GIVEN INSTRUCTION
Find every line containing the word "that" and report the count, nothing more.
□ □ □
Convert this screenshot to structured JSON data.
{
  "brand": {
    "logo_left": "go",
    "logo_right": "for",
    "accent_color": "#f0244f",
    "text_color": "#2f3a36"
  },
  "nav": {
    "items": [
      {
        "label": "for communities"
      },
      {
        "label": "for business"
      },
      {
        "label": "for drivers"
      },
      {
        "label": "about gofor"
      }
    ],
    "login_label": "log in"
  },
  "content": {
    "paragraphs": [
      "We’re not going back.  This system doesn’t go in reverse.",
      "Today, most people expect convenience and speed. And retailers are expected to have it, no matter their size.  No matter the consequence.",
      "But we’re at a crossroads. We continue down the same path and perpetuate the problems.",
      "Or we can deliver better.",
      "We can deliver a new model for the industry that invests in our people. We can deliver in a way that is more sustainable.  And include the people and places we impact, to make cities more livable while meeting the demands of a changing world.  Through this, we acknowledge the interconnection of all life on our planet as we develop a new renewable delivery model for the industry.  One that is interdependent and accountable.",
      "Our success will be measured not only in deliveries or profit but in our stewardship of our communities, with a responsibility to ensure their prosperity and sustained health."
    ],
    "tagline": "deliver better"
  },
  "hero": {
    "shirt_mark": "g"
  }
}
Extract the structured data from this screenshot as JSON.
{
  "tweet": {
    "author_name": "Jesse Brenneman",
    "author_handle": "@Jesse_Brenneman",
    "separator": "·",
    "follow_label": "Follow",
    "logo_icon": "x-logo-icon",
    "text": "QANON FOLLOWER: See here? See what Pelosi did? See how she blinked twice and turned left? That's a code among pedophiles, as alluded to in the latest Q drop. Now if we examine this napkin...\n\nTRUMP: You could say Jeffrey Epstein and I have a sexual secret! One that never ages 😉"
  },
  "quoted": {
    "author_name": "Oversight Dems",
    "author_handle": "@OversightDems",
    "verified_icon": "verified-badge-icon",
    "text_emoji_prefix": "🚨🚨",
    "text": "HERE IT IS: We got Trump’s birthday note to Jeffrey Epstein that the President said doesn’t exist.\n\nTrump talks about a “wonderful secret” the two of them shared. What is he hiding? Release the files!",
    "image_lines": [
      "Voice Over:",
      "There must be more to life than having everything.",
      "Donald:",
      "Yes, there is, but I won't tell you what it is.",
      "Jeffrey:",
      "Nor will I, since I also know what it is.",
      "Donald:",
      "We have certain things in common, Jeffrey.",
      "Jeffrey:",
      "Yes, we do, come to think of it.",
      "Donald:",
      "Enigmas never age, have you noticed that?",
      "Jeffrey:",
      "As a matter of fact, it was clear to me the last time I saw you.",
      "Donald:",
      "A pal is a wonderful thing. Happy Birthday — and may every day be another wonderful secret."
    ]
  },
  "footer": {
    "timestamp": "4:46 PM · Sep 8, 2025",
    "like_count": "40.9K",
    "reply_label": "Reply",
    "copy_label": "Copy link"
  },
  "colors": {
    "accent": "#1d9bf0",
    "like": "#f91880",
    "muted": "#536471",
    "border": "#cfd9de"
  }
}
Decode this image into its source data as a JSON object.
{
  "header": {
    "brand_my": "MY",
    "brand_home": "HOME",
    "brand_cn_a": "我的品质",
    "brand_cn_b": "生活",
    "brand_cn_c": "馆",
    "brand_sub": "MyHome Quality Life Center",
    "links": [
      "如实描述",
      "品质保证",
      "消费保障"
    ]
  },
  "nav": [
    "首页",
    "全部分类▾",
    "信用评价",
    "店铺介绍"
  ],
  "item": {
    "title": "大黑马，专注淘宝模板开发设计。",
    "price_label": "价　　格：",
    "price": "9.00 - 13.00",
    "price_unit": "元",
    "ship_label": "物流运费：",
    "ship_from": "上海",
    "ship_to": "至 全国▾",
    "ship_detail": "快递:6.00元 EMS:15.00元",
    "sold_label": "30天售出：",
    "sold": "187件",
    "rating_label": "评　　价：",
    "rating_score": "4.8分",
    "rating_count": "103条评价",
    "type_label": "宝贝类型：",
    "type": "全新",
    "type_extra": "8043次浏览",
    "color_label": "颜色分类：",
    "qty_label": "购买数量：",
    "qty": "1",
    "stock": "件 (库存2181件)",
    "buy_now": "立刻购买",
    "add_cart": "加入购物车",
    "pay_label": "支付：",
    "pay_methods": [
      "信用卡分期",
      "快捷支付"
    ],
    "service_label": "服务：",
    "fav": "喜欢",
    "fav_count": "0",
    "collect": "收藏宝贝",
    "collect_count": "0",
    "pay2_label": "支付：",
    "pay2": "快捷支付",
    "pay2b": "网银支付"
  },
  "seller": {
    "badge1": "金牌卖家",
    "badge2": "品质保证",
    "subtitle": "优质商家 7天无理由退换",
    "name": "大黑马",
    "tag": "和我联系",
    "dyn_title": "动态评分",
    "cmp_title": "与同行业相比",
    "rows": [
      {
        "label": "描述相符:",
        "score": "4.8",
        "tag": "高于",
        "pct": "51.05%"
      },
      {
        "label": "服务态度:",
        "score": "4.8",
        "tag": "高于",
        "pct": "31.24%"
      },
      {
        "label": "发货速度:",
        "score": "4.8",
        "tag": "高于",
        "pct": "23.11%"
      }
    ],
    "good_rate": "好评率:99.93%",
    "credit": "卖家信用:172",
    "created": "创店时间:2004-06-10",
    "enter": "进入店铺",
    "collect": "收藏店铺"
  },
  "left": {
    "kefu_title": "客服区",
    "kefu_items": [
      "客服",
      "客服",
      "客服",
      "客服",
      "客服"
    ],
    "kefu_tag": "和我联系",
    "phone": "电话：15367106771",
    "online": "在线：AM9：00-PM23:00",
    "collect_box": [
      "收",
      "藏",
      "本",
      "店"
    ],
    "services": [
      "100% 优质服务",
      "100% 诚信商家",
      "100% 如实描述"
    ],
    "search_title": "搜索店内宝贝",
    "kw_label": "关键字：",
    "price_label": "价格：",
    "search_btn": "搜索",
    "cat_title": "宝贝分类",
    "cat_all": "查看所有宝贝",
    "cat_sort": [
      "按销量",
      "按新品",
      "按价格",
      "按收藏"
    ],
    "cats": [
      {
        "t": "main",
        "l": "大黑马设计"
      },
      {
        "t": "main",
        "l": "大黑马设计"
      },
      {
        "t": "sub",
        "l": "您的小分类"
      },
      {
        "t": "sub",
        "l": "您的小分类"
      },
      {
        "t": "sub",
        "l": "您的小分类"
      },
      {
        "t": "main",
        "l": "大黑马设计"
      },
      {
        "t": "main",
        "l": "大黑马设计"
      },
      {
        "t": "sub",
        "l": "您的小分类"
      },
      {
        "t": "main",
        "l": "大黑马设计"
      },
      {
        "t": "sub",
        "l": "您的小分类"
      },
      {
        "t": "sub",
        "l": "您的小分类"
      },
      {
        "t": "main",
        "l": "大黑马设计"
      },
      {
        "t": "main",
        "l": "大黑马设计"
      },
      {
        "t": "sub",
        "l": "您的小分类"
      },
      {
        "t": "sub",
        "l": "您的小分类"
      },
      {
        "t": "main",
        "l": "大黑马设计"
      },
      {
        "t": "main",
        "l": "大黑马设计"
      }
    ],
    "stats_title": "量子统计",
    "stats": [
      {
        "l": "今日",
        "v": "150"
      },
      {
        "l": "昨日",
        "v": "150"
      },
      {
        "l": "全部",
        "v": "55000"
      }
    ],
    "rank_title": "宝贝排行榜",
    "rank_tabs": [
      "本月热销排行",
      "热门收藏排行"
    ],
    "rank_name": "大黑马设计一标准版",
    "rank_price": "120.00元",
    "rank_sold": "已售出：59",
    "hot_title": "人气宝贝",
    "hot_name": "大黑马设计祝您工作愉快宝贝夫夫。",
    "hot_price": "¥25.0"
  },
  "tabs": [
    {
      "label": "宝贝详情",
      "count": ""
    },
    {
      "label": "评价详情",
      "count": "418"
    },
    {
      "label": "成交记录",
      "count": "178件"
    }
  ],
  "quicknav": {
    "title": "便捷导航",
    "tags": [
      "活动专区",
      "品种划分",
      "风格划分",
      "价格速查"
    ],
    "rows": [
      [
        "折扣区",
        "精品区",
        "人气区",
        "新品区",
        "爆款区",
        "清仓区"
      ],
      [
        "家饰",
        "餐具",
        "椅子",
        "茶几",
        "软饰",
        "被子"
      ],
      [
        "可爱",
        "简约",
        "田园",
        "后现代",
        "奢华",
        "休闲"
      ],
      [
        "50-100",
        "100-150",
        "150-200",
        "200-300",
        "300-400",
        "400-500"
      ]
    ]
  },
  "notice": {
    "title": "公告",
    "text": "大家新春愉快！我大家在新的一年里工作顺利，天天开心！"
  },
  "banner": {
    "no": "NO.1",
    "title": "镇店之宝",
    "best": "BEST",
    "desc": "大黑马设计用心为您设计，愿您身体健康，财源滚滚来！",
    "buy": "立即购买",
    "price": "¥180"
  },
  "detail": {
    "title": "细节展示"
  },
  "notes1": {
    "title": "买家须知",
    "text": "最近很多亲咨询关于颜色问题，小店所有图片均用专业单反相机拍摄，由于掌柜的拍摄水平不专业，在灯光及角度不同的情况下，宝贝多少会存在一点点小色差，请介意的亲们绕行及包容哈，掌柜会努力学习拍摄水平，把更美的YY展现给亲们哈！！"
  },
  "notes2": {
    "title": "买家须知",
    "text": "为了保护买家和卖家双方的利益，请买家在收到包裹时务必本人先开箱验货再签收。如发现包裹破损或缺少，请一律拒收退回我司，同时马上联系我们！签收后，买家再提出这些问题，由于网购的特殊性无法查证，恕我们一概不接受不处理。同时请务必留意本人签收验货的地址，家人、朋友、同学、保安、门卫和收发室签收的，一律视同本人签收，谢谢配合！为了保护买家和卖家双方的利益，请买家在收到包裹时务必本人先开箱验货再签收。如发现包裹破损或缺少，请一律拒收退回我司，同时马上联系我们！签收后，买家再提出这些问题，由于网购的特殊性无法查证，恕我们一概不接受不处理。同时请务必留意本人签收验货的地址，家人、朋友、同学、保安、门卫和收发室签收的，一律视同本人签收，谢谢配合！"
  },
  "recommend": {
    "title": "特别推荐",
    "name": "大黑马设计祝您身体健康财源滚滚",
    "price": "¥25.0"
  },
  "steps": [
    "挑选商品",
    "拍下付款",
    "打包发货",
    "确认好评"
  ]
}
□ □ □
ANSWER TO THE EXERCISE
4